Copy the material that follows word for word and omit its pictures.
BEGIN
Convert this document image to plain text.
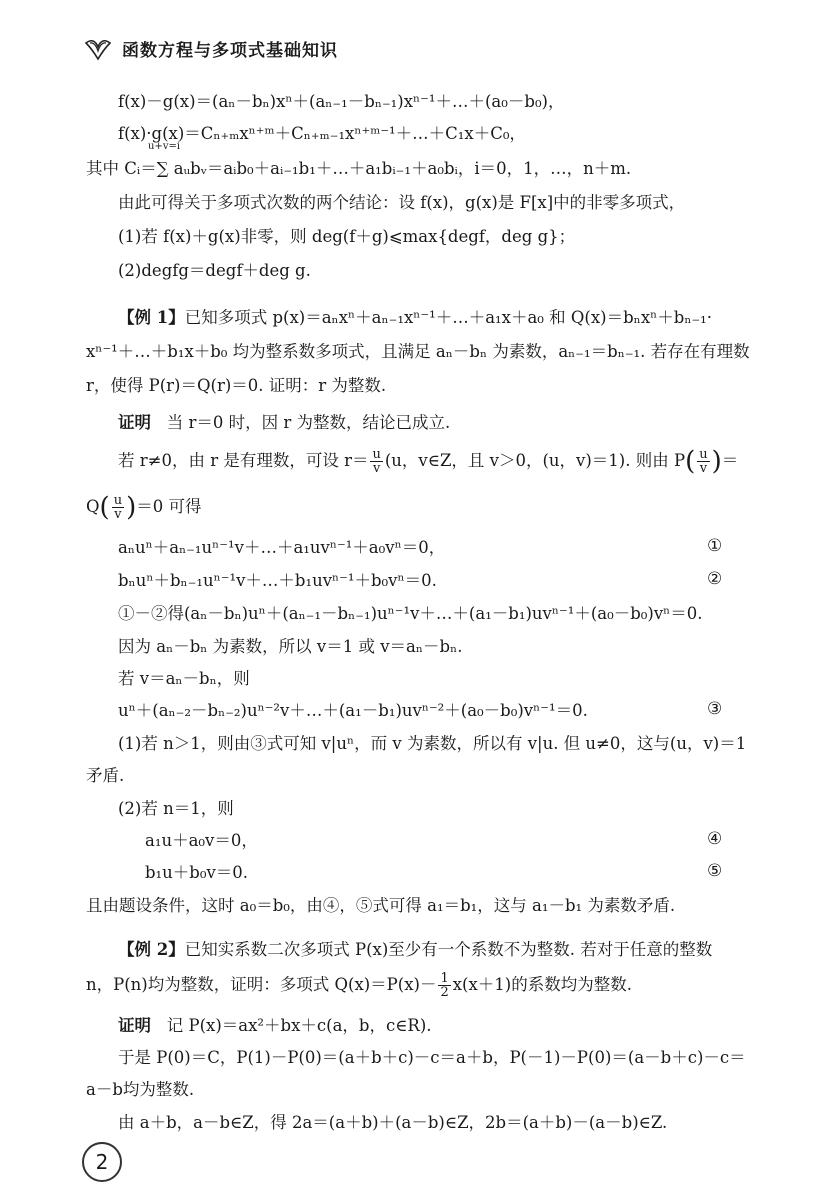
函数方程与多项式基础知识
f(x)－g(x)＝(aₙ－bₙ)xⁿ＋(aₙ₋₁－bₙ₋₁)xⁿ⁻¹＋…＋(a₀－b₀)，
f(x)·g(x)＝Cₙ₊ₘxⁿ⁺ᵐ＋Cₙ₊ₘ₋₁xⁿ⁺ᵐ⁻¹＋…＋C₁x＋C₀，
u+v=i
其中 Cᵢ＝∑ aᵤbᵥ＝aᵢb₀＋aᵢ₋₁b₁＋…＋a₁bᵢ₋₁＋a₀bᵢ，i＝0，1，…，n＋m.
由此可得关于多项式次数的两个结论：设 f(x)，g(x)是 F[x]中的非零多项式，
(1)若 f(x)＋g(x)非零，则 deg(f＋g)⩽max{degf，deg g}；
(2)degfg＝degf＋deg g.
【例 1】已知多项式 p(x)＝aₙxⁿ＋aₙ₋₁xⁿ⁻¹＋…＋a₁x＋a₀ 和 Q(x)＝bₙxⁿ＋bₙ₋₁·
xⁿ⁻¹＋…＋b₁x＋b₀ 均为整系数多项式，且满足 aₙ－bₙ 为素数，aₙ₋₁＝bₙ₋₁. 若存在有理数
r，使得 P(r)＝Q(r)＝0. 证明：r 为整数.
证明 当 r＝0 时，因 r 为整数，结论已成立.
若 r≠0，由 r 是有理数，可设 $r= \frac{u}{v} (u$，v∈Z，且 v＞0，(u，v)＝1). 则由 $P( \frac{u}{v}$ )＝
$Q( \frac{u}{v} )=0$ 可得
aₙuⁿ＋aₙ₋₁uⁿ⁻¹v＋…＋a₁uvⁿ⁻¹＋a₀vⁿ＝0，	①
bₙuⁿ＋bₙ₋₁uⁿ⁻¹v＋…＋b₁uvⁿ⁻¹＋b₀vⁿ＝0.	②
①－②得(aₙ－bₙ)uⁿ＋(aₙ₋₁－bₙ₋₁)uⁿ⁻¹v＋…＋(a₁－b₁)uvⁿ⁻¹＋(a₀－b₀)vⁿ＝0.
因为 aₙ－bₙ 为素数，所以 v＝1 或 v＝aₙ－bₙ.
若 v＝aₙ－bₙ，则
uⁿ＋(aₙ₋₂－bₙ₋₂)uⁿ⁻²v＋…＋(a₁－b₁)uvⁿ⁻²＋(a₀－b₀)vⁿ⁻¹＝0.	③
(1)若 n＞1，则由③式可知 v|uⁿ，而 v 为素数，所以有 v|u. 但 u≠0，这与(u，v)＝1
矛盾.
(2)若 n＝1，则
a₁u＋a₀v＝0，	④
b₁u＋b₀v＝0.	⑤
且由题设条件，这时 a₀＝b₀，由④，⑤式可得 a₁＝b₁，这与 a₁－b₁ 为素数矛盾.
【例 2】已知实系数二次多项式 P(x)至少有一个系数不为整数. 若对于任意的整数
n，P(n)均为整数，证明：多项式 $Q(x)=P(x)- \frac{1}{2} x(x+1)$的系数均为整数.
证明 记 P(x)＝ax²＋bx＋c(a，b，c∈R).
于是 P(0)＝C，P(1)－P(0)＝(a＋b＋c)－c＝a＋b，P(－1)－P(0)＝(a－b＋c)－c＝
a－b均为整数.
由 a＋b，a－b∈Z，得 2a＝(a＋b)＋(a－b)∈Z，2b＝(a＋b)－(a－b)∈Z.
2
END
■ Worked answer ■
Convert this document image to plain text.
函数方程与多项式基础知识
f(x)－g(x)＝(aₙ－bₙ)xⁿ＋(aₙ₋₁－bₙ₋₁)xⁿ⁻¹＋…＋(a₀－b₀)，
f(x)·g(x)＝Cₙ₊ₘxⁿ⁺ᵐ＋Cₙ₊ₘ₋₁xⁿ⁺ᵐ⁻¹＋…＋C₁x＋C₀，
u+v=i
其中 Cᵢ＝∑ aᵤbᵥ＝aᵢb₀＋aᵢ₋₁b₁＋…＋a₁bᵢ₋₁＋a₀bᵢ，i＝0，1，…，n＋m.
由此可得关于多项式次数的两个结论：设 f(x)，g(x)是 F[x]中的非零多项式，
(1)若 f(x)＋g(x)非零，则 deg(f＋g)⩽max{degf，deg g}；
(2)degfg＝degf＋deg g.
【例 1】已知多项式 p(x)＝aₙxⁿ＋aₙ₋₁xⁿ⁻¹＋…＋a₁x＋a₀ 和 Q(x)＝bₙxⁿ＋bₙ₋₁·
xⁿ⁻¹＋…＋b₁x＋b₀ 均为整系数多项式，且满足 aₙ－bₙ 为素数，aₙ₋₁＝bₙ₋₁. 若存在有理数
r，使得 P(r)＝Q(r)＝0. 证明：r 为整数.
证明 当 r＝0 时，因 r 为整数，结论已成立.
若 r≠0，由 r 是有理数，可设 $r= \frac{u}{v} (u$，v∈Z，且 v＞0，(u，v)＝1). 则由 $P( \frac{u}{v}$ )＝
$Q( \frac{u}{v} )=0$ 可得
aₙuⁿ＋aₙ₋₁uⁿ⁻¹v＋…＋a₁uvⁿ⁻¹＋a₀vⁿ＝0，	①
bₙuⁿ＋bₙ₋₁uⁿ⁻¹v＋…＋b₁uvⁿ⁻¹＋b₀vⁿ＝0.	②
①－②得(aₙ－bₙ)uⁿ＋(aₙ₋₁－bₙ₋₁)uⁿ⁻¹v＋…＋(a₁－b₁)uvⁿ⁻¹＋(a₀－b₀)vⁿ＝0.
因为 aₙ－bₙ 为素数，所以 v＝1 或 v＝aₙ－bₙ.
若 v＝aₙ－bₙ，则
uⁿ＋(aₙ₋₂－bₙ₋₂)uⁿ⁻²v＋…＋(a₁－b₁)uvⁿ⁻²＋(a₀－b₀)vⁿ⁻¹＝0.	③
(1)若 n＞1，则由③式可知 v|uⁿ，而 v 为素数，所以有 v|u. 但 u≠0，这与(u，v)＝1
矛盾.
(2)若 n＝1，则
a₁u＋a₀v＝0，	④
b₁u＋b₀v＝0.	⑤
且由题设条件，这时 a₀＝b₀，由④，⑤式可得 a₁＝b₁，这与 a₁－b₁ 为素数矛盾.
【例 2】已知实系数二次多项式 P(x)至少有一个系数不为整数. 若对于任意的整数
n，P(n)均为整数，证明：多项式 $Q(x)=P(x)- \frac{1}{2} x(x+1)$的系数均为整数.
证明 记 P(x)＝ax²＋bx＋c(a，b，c∈R).
于是 P(0)＝C，P(1)－P(0)＝(a＋b＋c)－c＝a＋b，P(－1)－P(0)＝(a－b＋c)－c＝
a－b均为整数.
由 a＋b，a－b∈Z，得 2a＝(a＋b)＋(a－b)∈Z，2b＝(a＋b)－(a－b)∈Z.
2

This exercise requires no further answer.